§ Records for processing
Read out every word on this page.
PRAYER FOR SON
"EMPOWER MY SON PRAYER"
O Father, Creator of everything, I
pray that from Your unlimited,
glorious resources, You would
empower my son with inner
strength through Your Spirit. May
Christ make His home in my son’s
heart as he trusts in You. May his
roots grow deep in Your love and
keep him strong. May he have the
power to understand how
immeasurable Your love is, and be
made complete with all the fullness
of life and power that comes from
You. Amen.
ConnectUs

§ Task goal
Answer with one number: how many lines in the listing hold "PRAYER".

§ Response
2